• **Texte du document**
-*-*-
La situation se complique aussi pour l’économie américaine 

Décryptages marchés24.02.2025
La consommation semble toujours porter la croissance américaine

Retrouvez  le  décryptage marché du 24   février    2025, signé Xavier Chapard.


Ce qu’il faut retenir 


Les résultats préliminaires des élections fédérales allemandes sont globalement en ligne avec les attentes, ce qui rassure les marchés ce matin. La CDU/CSU a largement gagné tout en étant loin d’obtenir la majorité des sièges, et l’Afd a doublé son score des précédentes élections mais ne jouera pas de rôle dans le nouveau gouvernement. Il faudra probablement attendre 2 mois pour qu’un accord de coalition gouvernemental avec le SPD soit en place, mais une coalition a deux (plutôt qu’à 3 avec les verts) maintient l’espoir d’un gouvernement capable d’agir et plutôt pro-business. Cela dit, les trois principaux partis centristes ne disposent pas de la super-majorité nécessaire pour changer la constitution, ce qui peut rendre plus compliquer l’assouplissement attendu de la politique budgétaire. 

Au-delà de l’Allemagne, ces élections vont ouvrir la voix aux négociations entre européens, en particulier en ce qui concerne le rôle qu’ils peuvent jouer dans les négociations de paix en Ukraine et la feuille de route pour la politique de défense européenne. A court terme, le marché réagira à la probabilité que les prix de l’énergie baissent en Europe (grâce à la baisse de l’incertitude et au potentiel retour de l’offre Russe) et à la vitesse et l’ampleur de la hausse des dépenses militaires et de reconstruction de l’Europe. 

Ces deux éléments sont positifs pour les actifs européens, même si les espoirs des marchés nous semblent déjà très élevés. En effet, les chances que les sanctions européennes sur l’énergie russe soient assouplies ou retirées nous semblent limitées dans un scénario de paix imposée à l’Ukraine (et en grande partie à l’Europe). Par ailleurs, la hausse des dépenses militaires européennes risque d’être graduelle et d’une efficacité limitée (par manque de coordination entre les pays et vu l’intensité de ses dépenses en importations). 

Les dernières données économiques suggèrent que la croissance mondiale est un peu moins dynamique en début d’année mais aussi un peu moins déséquilibrée, ce qui réduit les risques. Ainsi, les PMI dans les pays développés baissent au global de nouveau de 1pt en février pour atteindre un plus bas depuis 2023. Mais ils restent en territoire de légère d’expansion (à 50,5pt) et s’améliorent encore dans les zones (l’Europe) et secteurs (l’industrie) qui restaient dégradés l’année dernière.
-*-*-
• **Informations affichées**
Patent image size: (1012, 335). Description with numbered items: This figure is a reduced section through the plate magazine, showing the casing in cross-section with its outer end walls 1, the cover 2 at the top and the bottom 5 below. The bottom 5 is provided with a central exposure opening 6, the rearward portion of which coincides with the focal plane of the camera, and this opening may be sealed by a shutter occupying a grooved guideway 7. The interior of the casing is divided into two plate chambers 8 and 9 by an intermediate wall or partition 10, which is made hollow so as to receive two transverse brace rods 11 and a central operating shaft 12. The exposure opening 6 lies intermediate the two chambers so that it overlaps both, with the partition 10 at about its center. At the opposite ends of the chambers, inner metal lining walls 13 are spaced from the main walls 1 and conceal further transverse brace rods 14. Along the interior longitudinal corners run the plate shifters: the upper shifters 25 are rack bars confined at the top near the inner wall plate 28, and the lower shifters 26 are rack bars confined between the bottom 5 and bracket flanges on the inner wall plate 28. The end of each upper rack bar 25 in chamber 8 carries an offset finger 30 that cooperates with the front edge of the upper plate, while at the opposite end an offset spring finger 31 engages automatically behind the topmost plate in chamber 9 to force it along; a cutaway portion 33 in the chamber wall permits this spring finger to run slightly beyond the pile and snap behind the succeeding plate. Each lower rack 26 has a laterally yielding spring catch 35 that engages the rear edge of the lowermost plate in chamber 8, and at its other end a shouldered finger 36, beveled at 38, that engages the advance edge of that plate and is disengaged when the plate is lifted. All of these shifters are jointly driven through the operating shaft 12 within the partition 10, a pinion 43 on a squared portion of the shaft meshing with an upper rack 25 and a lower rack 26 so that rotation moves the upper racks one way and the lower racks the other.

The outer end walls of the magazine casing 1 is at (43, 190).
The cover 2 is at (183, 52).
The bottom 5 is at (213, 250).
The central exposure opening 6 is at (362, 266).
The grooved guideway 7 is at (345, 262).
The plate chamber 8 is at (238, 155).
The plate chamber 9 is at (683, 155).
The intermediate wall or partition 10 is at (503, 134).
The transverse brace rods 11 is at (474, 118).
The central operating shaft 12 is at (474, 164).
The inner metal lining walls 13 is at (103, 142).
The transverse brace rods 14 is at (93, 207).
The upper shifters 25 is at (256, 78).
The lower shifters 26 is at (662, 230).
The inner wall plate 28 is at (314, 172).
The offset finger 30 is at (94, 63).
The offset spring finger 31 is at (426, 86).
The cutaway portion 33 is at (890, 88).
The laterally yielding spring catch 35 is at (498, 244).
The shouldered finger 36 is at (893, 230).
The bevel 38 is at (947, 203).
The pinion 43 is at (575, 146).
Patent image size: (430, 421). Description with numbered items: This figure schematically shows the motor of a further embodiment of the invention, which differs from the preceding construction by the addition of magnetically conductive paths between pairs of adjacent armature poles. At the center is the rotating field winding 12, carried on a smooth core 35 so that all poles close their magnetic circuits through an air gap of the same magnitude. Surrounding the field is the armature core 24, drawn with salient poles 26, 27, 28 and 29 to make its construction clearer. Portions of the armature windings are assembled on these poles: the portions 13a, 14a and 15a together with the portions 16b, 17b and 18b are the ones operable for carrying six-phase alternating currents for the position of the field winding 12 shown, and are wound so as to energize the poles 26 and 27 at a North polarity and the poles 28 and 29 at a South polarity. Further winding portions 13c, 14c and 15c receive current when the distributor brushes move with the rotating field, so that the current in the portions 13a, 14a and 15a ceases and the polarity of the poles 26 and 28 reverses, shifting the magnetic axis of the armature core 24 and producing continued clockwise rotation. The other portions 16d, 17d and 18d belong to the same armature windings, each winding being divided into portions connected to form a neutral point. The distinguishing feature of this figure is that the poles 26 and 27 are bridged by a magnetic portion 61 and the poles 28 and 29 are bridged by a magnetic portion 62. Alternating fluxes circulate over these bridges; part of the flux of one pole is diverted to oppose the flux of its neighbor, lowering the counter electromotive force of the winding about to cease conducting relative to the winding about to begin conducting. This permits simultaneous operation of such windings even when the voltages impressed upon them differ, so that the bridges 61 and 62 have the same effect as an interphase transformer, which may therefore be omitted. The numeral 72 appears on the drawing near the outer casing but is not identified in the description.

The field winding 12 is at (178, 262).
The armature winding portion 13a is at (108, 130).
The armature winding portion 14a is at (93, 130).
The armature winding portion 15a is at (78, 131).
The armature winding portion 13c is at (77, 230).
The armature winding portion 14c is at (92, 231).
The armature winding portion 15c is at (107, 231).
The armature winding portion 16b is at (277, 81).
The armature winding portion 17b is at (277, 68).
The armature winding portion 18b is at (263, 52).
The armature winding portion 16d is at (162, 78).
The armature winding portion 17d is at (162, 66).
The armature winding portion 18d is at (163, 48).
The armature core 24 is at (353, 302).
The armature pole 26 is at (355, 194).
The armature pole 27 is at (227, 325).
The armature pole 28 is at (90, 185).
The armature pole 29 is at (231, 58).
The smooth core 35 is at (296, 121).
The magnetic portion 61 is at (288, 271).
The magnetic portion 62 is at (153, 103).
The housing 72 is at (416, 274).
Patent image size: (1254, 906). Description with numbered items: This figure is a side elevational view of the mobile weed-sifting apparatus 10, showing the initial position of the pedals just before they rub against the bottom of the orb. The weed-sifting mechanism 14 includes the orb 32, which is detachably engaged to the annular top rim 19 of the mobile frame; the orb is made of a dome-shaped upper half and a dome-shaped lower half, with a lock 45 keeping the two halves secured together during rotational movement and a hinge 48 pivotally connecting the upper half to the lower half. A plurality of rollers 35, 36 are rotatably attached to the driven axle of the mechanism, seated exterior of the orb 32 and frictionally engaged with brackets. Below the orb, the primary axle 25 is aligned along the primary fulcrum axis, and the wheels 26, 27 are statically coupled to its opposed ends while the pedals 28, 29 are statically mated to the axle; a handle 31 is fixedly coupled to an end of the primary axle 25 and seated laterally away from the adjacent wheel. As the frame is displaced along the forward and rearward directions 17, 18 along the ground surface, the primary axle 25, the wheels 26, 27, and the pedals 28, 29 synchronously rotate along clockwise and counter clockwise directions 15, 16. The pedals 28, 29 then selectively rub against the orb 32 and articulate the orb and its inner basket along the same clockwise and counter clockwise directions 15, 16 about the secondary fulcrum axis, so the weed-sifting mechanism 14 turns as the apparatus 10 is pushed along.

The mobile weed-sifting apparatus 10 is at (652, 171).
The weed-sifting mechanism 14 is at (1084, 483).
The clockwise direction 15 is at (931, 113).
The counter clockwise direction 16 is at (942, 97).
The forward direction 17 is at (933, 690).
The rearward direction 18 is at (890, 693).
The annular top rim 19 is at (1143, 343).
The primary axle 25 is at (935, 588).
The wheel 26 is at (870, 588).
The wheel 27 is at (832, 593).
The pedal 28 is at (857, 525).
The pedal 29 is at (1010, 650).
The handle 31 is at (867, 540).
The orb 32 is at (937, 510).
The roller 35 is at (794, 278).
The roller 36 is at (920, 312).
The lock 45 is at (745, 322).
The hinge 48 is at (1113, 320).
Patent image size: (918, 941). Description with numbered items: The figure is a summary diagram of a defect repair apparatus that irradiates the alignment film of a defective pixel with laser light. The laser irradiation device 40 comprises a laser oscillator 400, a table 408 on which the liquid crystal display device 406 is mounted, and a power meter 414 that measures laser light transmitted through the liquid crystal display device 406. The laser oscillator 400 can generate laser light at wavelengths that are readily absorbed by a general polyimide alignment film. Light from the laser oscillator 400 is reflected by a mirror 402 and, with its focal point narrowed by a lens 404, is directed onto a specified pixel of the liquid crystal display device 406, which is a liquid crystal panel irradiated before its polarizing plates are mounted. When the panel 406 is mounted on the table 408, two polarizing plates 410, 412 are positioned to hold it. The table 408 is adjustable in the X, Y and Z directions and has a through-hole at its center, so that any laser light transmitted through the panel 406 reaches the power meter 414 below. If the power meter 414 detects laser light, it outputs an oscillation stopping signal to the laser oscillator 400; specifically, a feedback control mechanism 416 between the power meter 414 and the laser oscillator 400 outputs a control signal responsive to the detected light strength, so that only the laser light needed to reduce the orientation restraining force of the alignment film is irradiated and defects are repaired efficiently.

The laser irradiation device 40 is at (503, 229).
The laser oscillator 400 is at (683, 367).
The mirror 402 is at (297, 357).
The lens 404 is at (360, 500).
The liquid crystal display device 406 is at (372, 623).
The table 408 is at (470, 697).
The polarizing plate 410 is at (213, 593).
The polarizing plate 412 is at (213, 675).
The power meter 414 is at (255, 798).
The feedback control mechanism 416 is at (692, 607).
-*-*-
• **Détails de l'exercice**
D'après le décryptage de marché, à quel niveau se situent les PMI des pays développés en février ? Répondez en vous fondant uniquement sur le décryptage de marché.

• **Bonne réponse**
À 50,5 points, leur plus bas niveau depuis 2023, ce qui reste en territoire de légère expansion.